--- Entries ---

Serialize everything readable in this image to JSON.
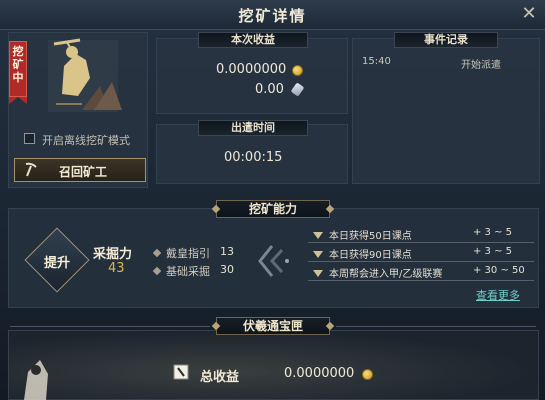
{
  "window": {
    "title": "挖矿详情",
    "close_symbol": "✕"
  },
  "mining": {
    "status_tag": "挖矿中",
    "offline_mode_label": "开启离线挖矿模式",
    "offline_mode_checked": false,
    "recall_button_label": "召回矿工"
  },
  "earnings": {
    "header": "本次收益",
    "coin_amount": "0.0000000",
    "silver_amount": "0.00"
  },
  "dispatch_time": {
    "header": "出遣时间",
    "value": "00:00:15"
  },
  "event_log": {
    "header": "事件记录",
    "entries": [
      {
        "time": "15:40",
        "text": "开始派遣"
      }
    ]
  },
  "ability": {
    "section_title": "挖矿能力",
    "boost_button_label": "提升",
    "power_label": "采掘力",
    "power_value": "43",
    "stats": [
      {
        "label": "戴皇指引",
        "value": "13"
      },
      {
        "label": "基础采掘",
        "value": "30"
      }
    ],
    "quests": [
      {
        "text": "本日获得50日课点",
        "reward": "+ 3 ~ 5"
      },
      {
        "text": "本日获得90日课点",
        "reward": "+ 3 ~ 5"
      },
      {
        "text": "本周帮会进入甲/乙级联赛",
        "reward": "+ 30 ~ 50"
      }
    ],
    "more_link": "查看更多"
  },
  "treasure": {
    "section_title": "伏羲通宝匣",
    "total_label": "总收益",
    "total_value": "0.0000000"
  },
  "colors": {
    "accent_gold": "#d9b64e",
    "status_red": "#b02a2a",
    "link_teal": "#6fd0c8"
  },
  "icons": {
    "coin": "gold-coin-icon",
    "silver": "silver-ingot-icon",
    "recall": "pickaxe-icon",
    "treasure": "scroll-icon"
  }
}
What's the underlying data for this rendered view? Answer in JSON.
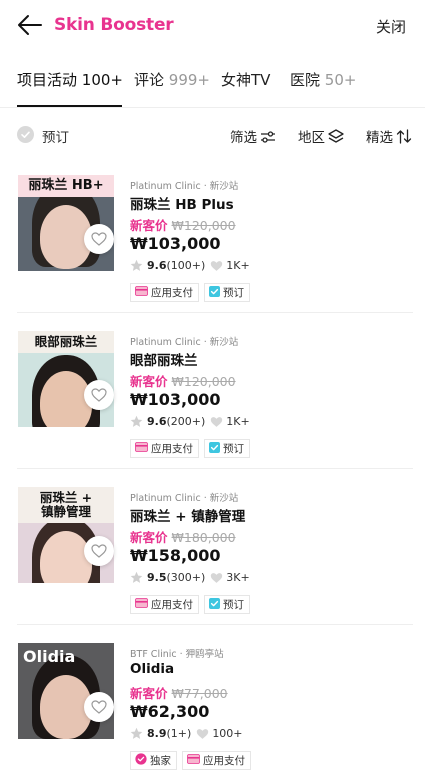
{
  "header": {
    "title": "Skin Booster",
    "close_label": "关闭"
  },
  "tabs": [
    {
      "label": "项目活动",
      "count": "100+",
      "active": true
    },
    {
      "label": "评论",
      "count": "999+",
      "active": false
    },
    {
      "label": "女神TV",
      "count": "",
      "active": false
    },
    {
      "label": "医院",
      "count": "50+",
      "active": false
    }
  ],
  "filters": {
    "book_label": "预订",
    "filter_label": "筛选",
    "region_label": "地区",
    "sort_label": "精选"
  },
  "colors": {
    "brand": "#e8348f",
    "strike": "#aaaaaa",
    "teal": "#3ec6e0"
  },
  "products": [
    {
      "banner": "丽珠兰 HB+",
      "clinic": "Platinum Clinic",
      "station": "新沙站",
      "name": "丽珠兰 HB Plus",
      "new_label": "新客价",
      "original_price": "₩120,000",
      "price": "₩103,000",
      "score": "9.6",
      "reviews": "(100+)",
      "likes": "1K+",
      "badges": [
        "应用支付",
        "预订"
      ]
    },
    {
      "banner": "眼部丽珠兰",
      "clinic": "Platinum Clinic",
      "station": "新沙站",
      "name": "眼部丽珠兰",
      "new_label": "新客价",
      "original_price": "₩120,000",
      "price": "₩103,000",
      "score": "9.6",
      "reviews": "(200+)",
      "likes": "1K+",
      "badges": [
        "应用支付",
        "预订"
      ]
    },
    {
      "banner": "丽珠兰 +\n镇静管理",
      "clinic": "Platinum Clinic",
      "station": "新沙站",
      "name": "丽珠兰 + 镇静管理",
      "new_label": "新客价",
      "original_price": "₩180,000",
      "price": "₩158,000",
      "score": "9.5",
      "reviews": "(300+)",
      "likes": "3K+",
      "badges": [
        "应用支付",
        "预订"
      ]
    },
    {
      "banner": "Olidia",
      "clinic": "BTF Clinic",
      "station": "狎鸥亭站",
      "name": "Olidia",
      "new_label": "新客价",
      "original_price": "₩77,000",
      "price": "₩62,300",
      "score": "8.9",
      "reviews": "(1+)",
      "likes": "100+",
      "badges": [
        "独家",
        "应用支付"
      ]
    }
  ]
}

---

> Problem statement
Quote every record above exactly, leaving out any pictures.

> Exercise response
Serialize everything readable in this image to JSON.
{
  "window": {
    "title": "挖矿详情",
    "close_symbol": "✕"
  },
  "mining": {
    "status_tag": "挖矿中",
    "offline_mode_label": "开启离线挖矿模式",
    "offline_mode_checked": false,
    "recall_button_label": "召回矿工"
  },
  "earnings": {
    "header": "本次收益",
    "coin_amount": "0.0000000",
    "silver_amount": "0.00"
  },
  "dispatch_time": {
    "header": "出遣时间",
    "value": "00:00:15"
  },
  "event_log": {
    "header": "事件记录",
    "entries": [
      {
        "time": "15:40",
        "text": "开始派遣"
      }
    ]
  },
  "ability": {
    "section_title": "挖矿能力",
    "boost_button_label": "提升",
    "power_label": "采掘力",
    "power_value": "43",
    "stats": [
      {
        "label": "戴皇指引",
        "value": "13"
      },
      {
        "label": "基础采掘",
        "value": "30"
      }
    ],
    "quests": [
      {
        "text": "本日获得50日课点",
        "reward": "+ 3 ~ 5"
      },
      {
        "text": "本日获得90日课点",
        "reward": "+ 3 ~ 5"
      },
      {
        "text": "本周帮会进入甲/乙级联赛",
        "reward": "+ 30 ~ 50"
      }
    ],
    "more_link": "查看更多"
  },
  "treasure": {
    "section_title": "伏羲通宝匣",
    "total_label": "总收益",
    "total_value": "0.0000000"
  },
  "colors": {
    "accent_gold": "#d9b64e",
    "status_red": "#b02a2a",
    "link_teal": "#6fd0c8"
  },
  "icons": {
    "coin": "gold-coin-icon",
    "silver": "silver-ingot-icon",
    "recall": "pickaxe-icon",
    "treasure": "scroll-icon"
  }
}
What's the underlying data for this rendered view? Answer in JSON.
{
  "header": {
    "title": "Skin Booster",
    "close_label": "关闭"
  },
  "tabs": [
    {
      "label": "项目活动",
      "count": "100+",
      "active": true
    },
    {
      "label": "评论",
      "count": "999+",
      "active": false
    },
    {
      "label": "女神TV",
      "count": "",
      "active": false
    },
    {
      "label": "医院",
      "count": "50+",
      "active": false
    }
  ],
  "filters": {
    "book_label": "预订",
    "filter_label": "筛选",
    "region_label": "地区",
    "sort_label": "精选"
  },
  "colors": {
    "brand": "#e8348f",
    "strike": "#aaaaaa",
    "teal": "#3ec6e0"
  },
  "products": [
    {
      "banner": "丽珠兰 HB+",
      "clinic": "Platinum Clinic",
      "station": "新沙站",
      "name": "丽珠兰 HB Plus",
      "new_label": "新客价",
      "original_price": "₩120,000",
      "price": "₩103,000",
      "score": "9.6",
      "reviews": "(100+)",
      "likes": "1K+",
      "badges": [
        "应用支付",
        "预订"
      ]
    },
    {
      "banner": "眼部丽珠兰",
      "clinic": "Platinum Clinic",
      "station": "新沙站",
      "name": "眼部丽珠兰",
      "new_label": "新客价",
      "original_price": "₩120,000",
      "price": "₩103,000",
      "score": "9.6",
      "reviews": "(200+)",
      "likes": "1K+",
      "badges": [
        "应用支付",
        "预订"
      ]
    },
    {
      "banner": "丽珠兰 +\n镇静管理",
      "clinic": "Platinum Clinic",
      "station": "新沙站",
      "name": "丽珠兰 + 镇静管理",
      "new_label": "新客价",
      "original_price": "₩180,000",
      "price": "₩158,000",
      "score": "9.5",
      "reviews": "(300+)",
      "likes": "3K+",
      "badges": [
        "应用支付",
        "预订"
      ]
    },
    {
      "banner": "Olidia",
      "clinic": "BTF Clinic",
      "station": "狎鸥亭站",
      "name": "Olidia",
      "new_label": "新客价",
      "original_price": "₩77,000",
      "price": "₩62,300",
      "score": "8.9",
      "reviews": "(1+)",
      "likes": "100+",
      "badges": [
        "独家",
        "应用支付"
      ]
    }
  ]
}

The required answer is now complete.